Images of pages and their text

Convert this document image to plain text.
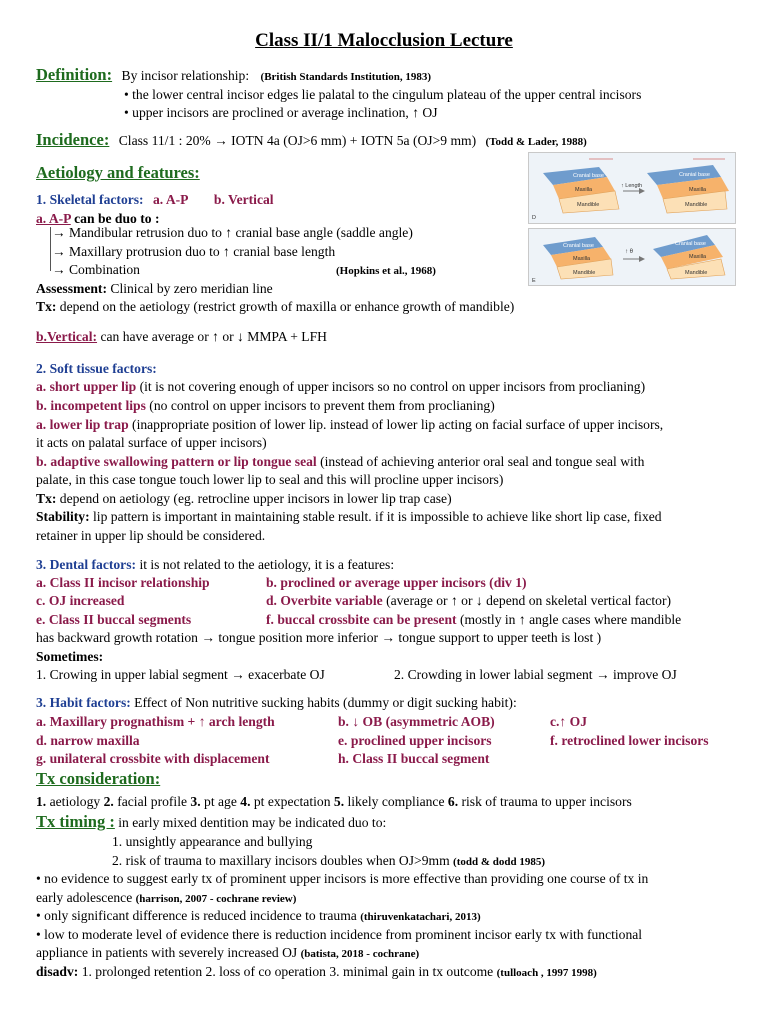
Class II/1 Malocclusion Lecture
Definition: By incisor relationship: (British Standards Institution, 1983)
• the lower central incisor edges lie palatal to the cingulum plateau of the upper central incisors
• upper incisors are proclined or average inclination, ↑ OJ
Incidence: Class 11/1 : 20% → IOTN 4a (OJ>6 mm) + IOTN 5a (OJ>9 mm) (Todd & Lader, 1988)
Aetiology and features:
1. Skeletal factors: a. A-P b. Vertical
a. A-P can be duo to :
→ Mandibular retrusion duo to ↑ cranial base angle (saddle angle)
→ Maxillary protrusion duo to ↑ cranial base length
→ Combination	(Hopkins et al., 1968)
Assessment: Clinical by zero meridian line
Tx: depend on the aetiology (restrict growth of maxilla or enhance growth of mandible)
b.Vertical: can have average or ↑ or ↓ MMPA + LFH
Cranial base
Maxilla
Mandible
↑ Length
Cranial base
Maxilla
Mandible
D
Cranial base
Maxilla
Mandible
↑ θ
Cranial base
Maxilla
Mandible
E
2. Soft tissue factors:
a. short upper lip (it is not covering enough of upper incisors so no control on upper incisors from proclianing)
b. incompetent lips (no control on upper incisors to prevent them from proclianing)
a. lower lip trap (inappropriate position of lower lip. instead of lower lip acting on facial surface of upper incisors,
it acts on palatal surface of upper incisors)
b. adaptive swallowing pattern or lip tongue seal (instead of achieving anterior oral seal and tongue seal with
palate, in this case tongue touch lower lip to seal and this will procline upper incisors)
Tx: depend on aetiology (eg. retrocline upper incisors in lower lip trap case)
Stability: lip pattern is important in maintaining stable result. if it is impossible to achieve like short lip case, fixed
retainer in upper lip should be considered.
3. Dental factors: it is not related to the aetiology, it is a features:
a. Class II incisor relationship	b. proclined or average upper incisors (div 1)
c. OJ increased	d. Overbite variable (average or ↑ or ↓ depend on skeletal vertical factor)
e. Class II buccal segments	f. buccal crossbite can be present (mostly in ↑ angle cases where mandible
has backward growth rotation → tongue position more inferior → tongue support to upper teeth is lost )
Sometimes:
1. Crowing in upper labial segment → exacerbate OJ	2. Crowding in lower labial segment → improve OJ
3. Habit factors: Effect of Non nutritive sucking habits (dummy or digit sucking habit):
a. Maxillary prognathism + ↑ arch length	b. ↓ OB (asymmetric AOB)	c.↑ OJ
d. narrow maxilla	e. proclined upper incisors	f. retroclined lower incisors
g. unilateral crossbite with displacement	h. Class II buccal segment
Tx consideration:
1. aetiology 2. facial profile 3. pt age 4. pt expectation 5. likely compliance 6. risk of trauma to upper incisors
Tx timing : in early mixed dentition may be indicated duo to:
1. unsightly appearance and bullying
2. risk of trauma to maxillary incisors doubles when OJ>9mm (todd & dodd 1985)
• no evidence to suggest early tx of prominent upper incisors is more effective than providing one course of tx in
early adolescence (harrison, 2007 - cochrane review)
• only significant difference is reduced incidence to trauma (thiruvenkatachari, 2013)
• low to moderate level of evidence there is reduction incidence from prominent incisor early tx with functional
appliance in patients with severely increased OJ (batista, 2018 - cochrane)
disadv: 1. prolonged retention 2. loss of co operation 3. minimal gain in tx outcome (tulloach , 1997 1998)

What the exercise asks = Retype each record exactly as it appears above and drop the images.

Written response =
Convert this document image to plain text.
Class II/1 Malocclusion Lecture
Definition: By incisor relationship: (British Standards Institution, 1983)
• the lower central incisor edges lie palatal to the cingulum plateau of the upper central incisors
• upper incisors are proclined or average inclination, ↑ OJ
Incidence: Class 11/1 : 20% → IOTN 4a (OJ>6 mm) + IOTN 5a (OJ>9 mm) (Todd & Lader, 1988)
Aetiology and features:
1. Skeletal factors: a. A-P b. Vertical
a. A-P can be duo to :
→ Mandibular retrusion duo to ↑ cranial base angle (saddle angle)
→ Maxillary protrusion duo to ↑ cranial base length
→ Combination	(Hopkins et al., 1968)
Assessment: Clinical by zero meridian line
Tx: depend on the aetiology (restrict growth of maxilla or enhance growth of mandible)
b.Vertical: can have average or ↑ or ↓ MMPA + LFH
Cranial base
Maxilla
Mandible
↑ Length
Cranial base
Maxilla
Mandible
D
Cranial base
Maxilla
Mandible
↑ θ
Cranial base
Maxilla
Mandible
E
2. Soft tissue factors:
a. short upper lip (it is not covering enough of upper incisors so no control on upper incisors from proclianing)
b. incompetent lips (no control on upper incisors to prevent them from proclianing)
a. lower lip trap (inappropriate position of lower lip. instead of lower lip acting on facial surface of upper incisors,
it acts on palatal surface of upper incisors)
b. adaptive swallowing pattern or lip tongue seal (instead of achieving anterior oral seal and tongue seal with
palate, in this case tongue touch lower lip to seal and this will procline upper incisors)
Tx: depend on aetiology (eg. retrocline upper incisors in lower lip trap case)
Stability: lip pattern is important in maintaining stable result. if it is impossible to achieve like short lip case, fixed
retainer in upper lip should be considered.
3. Dental factors: it is not related to the aetiology, it is a features:
a. Class II incisor relationship	b. proclined or average upper incisors (div 1)
c. OJ increased	d. Overbite variable (average or ↑ or ↓ depend on skeletal vertical factor)
e. Class II buccal segments	f. buccal crossbite can be present (mostly in ↑ angle cases where mandible
has backward growth rotation → tongue position more inferior → tongue support to upper teeth is lost )
Sometimes:
1. Crowing in upper labial segment → exacerbate OJ	2. Crowding in lower labial segment → improve OJ
3. Habit factors: Effect of Non nutritive sucking habits (dummy or digit sucking habit):
a. Maxillary prognathism + ↑ arch length	b. ↓ OB (asymmetric AOB)	c.↑ OJ
d. narrow maxilla	e. proclined upper incisors	f. retroclined lower incisors
g. unilateral crossbite with displacement	h. Class II buccal segment
Tx consideration:
1. aetiology 2. facial profile 3. pt age 4. pt expectation 5. likely compliance 6. risk of trauma to upper incisors
Tx timing : in early mixed dentition may be indicated duo to:
1. unsightly appearance and bullying
2. risk of trauma to maxillary incisors doubles when OJ>9mm (todd & dodd 1985)
• no evidence to suggest early tx of prominent upper incisors is more effective than providing one course of tx in
early adolescence (harrison, 2007 - cochrane review)
• only significant difference is reduced incidence to trauma (thiruvenkatachari, 2013)
• low to moderate level of evidence there is reduction incidence from prominent incisor early tx with functional
appliance in patients with severely increased OJ (batista, 2018 - cochrane)
disadv: 1. prolonged retention 2. loss of co operation 3. minimal gain in tx outcome (tulloach , 1997 1998)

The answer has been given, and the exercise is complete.